● **WHAT YOU ARE ASKED TO DO**:
Review the material and extract every line in which the word "spotkania" occurs.

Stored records

++++++++++++++++++++

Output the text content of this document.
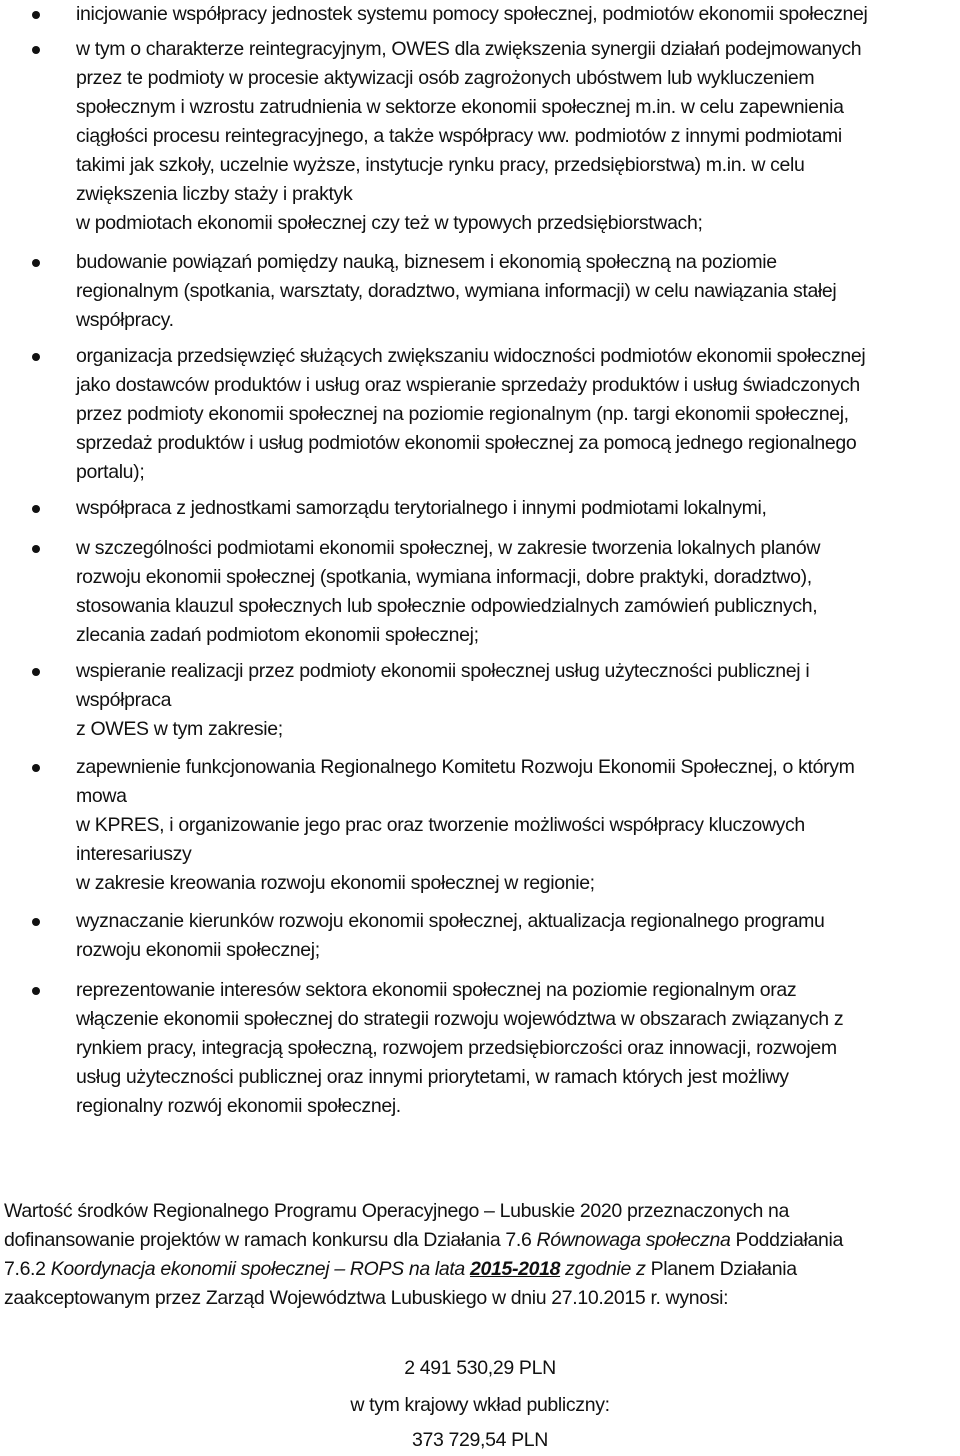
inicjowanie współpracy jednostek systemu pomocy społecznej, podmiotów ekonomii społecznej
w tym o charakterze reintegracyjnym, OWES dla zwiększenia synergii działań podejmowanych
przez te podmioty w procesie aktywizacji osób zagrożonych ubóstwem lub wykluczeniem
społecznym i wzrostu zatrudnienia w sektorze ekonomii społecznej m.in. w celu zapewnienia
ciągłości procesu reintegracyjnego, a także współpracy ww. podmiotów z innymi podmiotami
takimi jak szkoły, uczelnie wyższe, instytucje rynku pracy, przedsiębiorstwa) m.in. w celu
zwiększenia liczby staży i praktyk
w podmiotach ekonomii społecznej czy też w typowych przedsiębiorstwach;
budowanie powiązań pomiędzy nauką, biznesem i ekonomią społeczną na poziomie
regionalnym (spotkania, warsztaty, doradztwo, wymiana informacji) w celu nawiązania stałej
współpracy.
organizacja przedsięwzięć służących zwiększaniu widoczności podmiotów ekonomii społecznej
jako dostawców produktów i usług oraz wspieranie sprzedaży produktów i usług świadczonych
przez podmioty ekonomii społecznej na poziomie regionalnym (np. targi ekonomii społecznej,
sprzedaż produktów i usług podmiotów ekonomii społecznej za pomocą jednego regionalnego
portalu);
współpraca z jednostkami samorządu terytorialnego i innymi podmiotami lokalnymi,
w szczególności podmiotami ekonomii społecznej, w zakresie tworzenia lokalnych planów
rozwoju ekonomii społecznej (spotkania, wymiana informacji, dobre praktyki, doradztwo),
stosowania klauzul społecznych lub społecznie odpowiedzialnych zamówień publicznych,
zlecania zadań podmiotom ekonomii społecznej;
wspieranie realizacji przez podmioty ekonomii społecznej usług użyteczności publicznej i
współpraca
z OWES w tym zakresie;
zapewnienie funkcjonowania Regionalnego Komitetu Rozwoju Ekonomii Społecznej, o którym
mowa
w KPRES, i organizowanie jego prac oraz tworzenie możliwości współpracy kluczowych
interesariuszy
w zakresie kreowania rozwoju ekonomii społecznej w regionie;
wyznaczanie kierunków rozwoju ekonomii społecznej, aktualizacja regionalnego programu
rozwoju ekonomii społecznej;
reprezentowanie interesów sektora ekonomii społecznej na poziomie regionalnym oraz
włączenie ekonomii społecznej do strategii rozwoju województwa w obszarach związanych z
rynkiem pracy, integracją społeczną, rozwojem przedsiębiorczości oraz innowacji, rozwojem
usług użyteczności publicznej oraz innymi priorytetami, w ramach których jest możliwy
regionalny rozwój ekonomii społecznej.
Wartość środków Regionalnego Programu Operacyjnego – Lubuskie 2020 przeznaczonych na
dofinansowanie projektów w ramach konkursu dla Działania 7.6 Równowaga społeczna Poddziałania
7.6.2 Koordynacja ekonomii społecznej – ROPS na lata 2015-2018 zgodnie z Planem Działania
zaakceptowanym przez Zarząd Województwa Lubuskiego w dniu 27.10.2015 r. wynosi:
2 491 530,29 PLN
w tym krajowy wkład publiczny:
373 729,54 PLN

++++++++++++++++++++

● **OUTPUT FOR THIS EXERCISE**:
regionalnym (spotkania, warsztaty, doradztwo, wymiana informacji) w celu nawiązania stałej
rozwoju ekonomii społecznej (spotkania, wymiana informacji, dobre praktyki, doradztwo),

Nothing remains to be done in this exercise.